---- Records for this task
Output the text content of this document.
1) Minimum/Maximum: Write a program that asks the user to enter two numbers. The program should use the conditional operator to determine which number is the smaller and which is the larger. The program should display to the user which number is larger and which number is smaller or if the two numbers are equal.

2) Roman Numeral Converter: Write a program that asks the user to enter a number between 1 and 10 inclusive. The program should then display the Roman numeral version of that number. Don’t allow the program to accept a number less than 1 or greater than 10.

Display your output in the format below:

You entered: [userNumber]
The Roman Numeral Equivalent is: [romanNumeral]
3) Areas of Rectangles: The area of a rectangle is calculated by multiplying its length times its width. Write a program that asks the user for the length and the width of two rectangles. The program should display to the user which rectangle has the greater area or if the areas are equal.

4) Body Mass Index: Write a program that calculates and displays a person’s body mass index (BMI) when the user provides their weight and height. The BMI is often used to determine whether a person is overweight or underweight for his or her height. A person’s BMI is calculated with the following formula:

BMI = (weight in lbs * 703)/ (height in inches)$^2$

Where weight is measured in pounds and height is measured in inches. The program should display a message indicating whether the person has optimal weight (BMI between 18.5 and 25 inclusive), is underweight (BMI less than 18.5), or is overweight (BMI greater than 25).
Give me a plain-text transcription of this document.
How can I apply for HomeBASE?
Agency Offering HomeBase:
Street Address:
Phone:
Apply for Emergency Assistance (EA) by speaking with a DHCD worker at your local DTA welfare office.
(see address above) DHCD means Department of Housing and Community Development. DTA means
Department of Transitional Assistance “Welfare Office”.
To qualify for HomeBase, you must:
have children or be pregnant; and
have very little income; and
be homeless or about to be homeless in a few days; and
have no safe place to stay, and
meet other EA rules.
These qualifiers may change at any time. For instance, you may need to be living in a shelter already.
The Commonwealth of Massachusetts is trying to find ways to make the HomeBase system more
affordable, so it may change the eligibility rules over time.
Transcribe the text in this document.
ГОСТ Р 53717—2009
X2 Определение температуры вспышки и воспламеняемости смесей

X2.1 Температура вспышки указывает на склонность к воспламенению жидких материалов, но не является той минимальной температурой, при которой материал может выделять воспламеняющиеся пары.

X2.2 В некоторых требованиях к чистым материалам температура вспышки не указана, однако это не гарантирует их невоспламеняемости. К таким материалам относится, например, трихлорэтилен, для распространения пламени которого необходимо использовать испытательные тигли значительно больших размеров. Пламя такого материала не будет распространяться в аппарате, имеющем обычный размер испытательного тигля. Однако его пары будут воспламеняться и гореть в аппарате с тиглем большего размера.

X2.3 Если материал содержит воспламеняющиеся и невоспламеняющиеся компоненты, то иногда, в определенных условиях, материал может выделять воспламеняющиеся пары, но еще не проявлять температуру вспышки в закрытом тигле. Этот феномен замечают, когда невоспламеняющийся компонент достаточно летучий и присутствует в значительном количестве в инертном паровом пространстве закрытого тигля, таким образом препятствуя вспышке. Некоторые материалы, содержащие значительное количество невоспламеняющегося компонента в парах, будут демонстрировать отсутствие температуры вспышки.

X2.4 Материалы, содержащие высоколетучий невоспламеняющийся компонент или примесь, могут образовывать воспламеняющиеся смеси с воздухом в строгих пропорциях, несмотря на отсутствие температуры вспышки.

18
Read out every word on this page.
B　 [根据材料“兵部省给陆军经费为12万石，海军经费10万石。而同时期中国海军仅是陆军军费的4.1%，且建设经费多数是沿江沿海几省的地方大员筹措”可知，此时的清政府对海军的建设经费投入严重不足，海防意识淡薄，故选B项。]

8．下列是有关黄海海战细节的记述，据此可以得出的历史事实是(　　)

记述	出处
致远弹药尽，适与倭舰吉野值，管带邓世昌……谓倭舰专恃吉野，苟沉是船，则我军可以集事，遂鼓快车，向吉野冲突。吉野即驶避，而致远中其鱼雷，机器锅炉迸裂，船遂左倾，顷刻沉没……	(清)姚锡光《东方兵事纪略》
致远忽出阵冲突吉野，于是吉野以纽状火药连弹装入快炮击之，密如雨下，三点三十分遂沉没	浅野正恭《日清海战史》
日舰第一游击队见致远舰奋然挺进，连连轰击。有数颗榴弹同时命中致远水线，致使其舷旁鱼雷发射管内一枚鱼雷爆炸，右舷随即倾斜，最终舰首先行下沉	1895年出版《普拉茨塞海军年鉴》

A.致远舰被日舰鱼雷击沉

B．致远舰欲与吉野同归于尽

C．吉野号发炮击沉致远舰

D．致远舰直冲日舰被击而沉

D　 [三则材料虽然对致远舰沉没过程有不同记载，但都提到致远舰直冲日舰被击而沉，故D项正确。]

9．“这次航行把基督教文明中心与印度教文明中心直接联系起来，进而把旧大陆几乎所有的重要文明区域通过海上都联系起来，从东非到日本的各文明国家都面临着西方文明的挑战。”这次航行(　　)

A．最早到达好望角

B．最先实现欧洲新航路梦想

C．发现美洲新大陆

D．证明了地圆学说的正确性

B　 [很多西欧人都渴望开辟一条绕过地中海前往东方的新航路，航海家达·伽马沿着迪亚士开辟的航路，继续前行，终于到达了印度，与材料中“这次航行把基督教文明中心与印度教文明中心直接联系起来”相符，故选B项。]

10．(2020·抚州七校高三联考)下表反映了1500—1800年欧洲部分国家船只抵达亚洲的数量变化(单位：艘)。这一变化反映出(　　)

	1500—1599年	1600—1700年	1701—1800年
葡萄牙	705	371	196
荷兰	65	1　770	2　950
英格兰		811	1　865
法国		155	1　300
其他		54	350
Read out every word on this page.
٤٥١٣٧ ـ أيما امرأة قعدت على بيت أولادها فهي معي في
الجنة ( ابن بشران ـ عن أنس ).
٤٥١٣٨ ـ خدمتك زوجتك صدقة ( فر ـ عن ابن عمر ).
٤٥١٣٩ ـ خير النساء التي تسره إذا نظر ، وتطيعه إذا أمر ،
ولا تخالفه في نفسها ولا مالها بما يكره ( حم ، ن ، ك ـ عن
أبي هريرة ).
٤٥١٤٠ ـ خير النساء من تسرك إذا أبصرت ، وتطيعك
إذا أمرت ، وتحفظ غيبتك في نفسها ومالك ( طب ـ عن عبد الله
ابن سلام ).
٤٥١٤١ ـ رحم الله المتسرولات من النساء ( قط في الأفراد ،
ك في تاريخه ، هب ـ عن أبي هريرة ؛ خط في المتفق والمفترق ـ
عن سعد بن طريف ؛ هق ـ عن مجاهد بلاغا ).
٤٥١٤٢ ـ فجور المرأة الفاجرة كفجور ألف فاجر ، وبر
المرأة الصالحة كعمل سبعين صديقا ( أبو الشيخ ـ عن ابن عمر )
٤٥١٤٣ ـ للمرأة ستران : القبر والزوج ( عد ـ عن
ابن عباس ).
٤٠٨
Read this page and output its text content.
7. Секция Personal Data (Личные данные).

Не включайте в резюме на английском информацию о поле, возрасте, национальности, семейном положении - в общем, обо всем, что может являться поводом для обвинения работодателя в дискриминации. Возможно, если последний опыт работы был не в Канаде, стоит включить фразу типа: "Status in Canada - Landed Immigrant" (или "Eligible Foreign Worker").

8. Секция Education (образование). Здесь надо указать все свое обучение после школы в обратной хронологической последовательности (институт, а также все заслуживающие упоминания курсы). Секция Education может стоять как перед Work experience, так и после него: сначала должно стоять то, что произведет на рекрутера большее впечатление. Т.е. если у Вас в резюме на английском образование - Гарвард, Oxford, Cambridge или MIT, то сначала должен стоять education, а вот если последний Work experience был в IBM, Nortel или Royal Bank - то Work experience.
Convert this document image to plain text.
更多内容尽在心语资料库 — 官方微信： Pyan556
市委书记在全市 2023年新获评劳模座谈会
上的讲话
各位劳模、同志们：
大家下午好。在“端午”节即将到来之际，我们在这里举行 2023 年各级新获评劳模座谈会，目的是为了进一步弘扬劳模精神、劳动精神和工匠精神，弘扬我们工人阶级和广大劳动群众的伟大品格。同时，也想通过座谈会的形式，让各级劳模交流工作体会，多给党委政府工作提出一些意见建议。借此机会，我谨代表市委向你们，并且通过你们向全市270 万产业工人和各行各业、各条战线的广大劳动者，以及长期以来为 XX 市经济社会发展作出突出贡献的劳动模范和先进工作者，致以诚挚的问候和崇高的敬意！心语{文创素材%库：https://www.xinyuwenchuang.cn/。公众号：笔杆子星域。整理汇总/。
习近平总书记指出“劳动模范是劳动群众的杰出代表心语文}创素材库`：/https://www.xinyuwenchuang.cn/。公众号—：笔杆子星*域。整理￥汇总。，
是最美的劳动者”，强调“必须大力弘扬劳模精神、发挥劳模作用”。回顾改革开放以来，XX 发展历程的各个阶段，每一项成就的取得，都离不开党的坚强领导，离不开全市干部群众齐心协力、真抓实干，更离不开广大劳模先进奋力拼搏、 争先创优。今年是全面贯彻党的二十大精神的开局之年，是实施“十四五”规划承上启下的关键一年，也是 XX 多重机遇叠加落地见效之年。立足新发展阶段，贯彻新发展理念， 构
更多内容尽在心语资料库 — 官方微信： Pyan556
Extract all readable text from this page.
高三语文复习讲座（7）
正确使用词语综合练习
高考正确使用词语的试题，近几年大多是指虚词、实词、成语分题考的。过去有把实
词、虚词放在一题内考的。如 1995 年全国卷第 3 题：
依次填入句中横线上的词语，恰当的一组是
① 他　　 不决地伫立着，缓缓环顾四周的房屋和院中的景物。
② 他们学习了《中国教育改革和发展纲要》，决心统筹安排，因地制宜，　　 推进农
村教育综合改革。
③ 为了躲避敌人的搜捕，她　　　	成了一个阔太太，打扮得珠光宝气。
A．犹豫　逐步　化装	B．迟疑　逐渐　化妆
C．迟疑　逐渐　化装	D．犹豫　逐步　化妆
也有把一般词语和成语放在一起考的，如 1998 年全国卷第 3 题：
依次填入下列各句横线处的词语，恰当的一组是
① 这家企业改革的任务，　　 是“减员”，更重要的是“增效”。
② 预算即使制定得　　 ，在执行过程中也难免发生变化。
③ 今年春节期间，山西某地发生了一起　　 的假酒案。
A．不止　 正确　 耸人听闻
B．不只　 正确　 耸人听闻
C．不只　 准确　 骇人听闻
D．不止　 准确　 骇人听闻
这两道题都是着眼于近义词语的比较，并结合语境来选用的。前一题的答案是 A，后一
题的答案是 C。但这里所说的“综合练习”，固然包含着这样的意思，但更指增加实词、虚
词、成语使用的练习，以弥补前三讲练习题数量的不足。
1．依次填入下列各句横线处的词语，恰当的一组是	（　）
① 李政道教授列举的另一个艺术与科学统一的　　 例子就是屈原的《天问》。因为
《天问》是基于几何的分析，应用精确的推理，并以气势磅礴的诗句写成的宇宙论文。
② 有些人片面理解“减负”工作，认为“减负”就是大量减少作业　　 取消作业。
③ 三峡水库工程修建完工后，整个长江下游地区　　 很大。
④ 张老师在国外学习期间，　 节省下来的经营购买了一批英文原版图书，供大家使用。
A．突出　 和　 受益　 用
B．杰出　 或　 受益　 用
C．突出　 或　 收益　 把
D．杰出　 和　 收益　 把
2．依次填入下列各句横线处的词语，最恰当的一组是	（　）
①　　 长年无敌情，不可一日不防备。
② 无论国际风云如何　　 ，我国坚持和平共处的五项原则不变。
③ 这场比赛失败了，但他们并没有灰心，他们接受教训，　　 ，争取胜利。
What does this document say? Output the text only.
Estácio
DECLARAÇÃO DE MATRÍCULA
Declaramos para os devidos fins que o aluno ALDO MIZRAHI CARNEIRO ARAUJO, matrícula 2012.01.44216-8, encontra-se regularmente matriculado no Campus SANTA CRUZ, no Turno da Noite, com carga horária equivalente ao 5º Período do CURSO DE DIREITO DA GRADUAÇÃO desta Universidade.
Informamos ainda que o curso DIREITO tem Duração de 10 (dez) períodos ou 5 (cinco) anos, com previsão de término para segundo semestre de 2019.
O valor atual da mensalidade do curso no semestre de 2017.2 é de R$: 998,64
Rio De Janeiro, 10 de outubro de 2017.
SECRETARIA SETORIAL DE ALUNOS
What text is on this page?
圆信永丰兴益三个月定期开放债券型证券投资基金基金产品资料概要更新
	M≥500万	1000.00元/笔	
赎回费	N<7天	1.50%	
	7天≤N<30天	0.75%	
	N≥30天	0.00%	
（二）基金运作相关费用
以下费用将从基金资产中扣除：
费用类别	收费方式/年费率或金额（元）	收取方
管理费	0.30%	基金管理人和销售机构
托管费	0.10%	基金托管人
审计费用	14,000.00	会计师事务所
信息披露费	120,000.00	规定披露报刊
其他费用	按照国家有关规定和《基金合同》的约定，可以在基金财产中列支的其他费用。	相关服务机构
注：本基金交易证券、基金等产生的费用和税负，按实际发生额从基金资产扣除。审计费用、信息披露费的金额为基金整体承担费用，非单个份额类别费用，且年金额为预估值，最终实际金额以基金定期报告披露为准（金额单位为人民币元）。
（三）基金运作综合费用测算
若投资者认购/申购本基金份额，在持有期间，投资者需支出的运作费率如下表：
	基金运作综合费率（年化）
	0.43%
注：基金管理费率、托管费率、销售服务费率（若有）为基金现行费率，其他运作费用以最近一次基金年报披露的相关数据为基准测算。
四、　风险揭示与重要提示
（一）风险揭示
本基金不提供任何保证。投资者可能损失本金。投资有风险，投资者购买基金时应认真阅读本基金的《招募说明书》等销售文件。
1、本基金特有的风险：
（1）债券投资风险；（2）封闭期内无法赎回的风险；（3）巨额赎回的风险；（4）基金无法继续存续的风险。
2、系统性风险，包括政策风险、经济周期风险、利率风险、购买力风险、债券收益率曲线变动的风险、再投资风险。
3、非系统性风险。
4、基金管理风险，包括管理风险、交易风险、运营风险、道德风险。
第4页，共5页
--------
(Objective): Go through the records and pull out each line that includes the word "DIREITO".

(Final result):
Declaramos para os devidos fins que o aluno ALDO MIZRAHI CARNEIRO ARAUJO, matrícula 2012.01.44216-8, encontra-se regularmente matriculado no Campus SANTA CRUZ, no Turno da Noite, com carga horária equivalente ao 5º Período do CURSO DE DIREITO DA GRADUAÇÃO desta Universidade.
Informamos ainda que o curso DIREITO tem Duração de 10 (dez) períodos ou 5 (cinco) anos, com previsão de término para segundo semestre de 2019.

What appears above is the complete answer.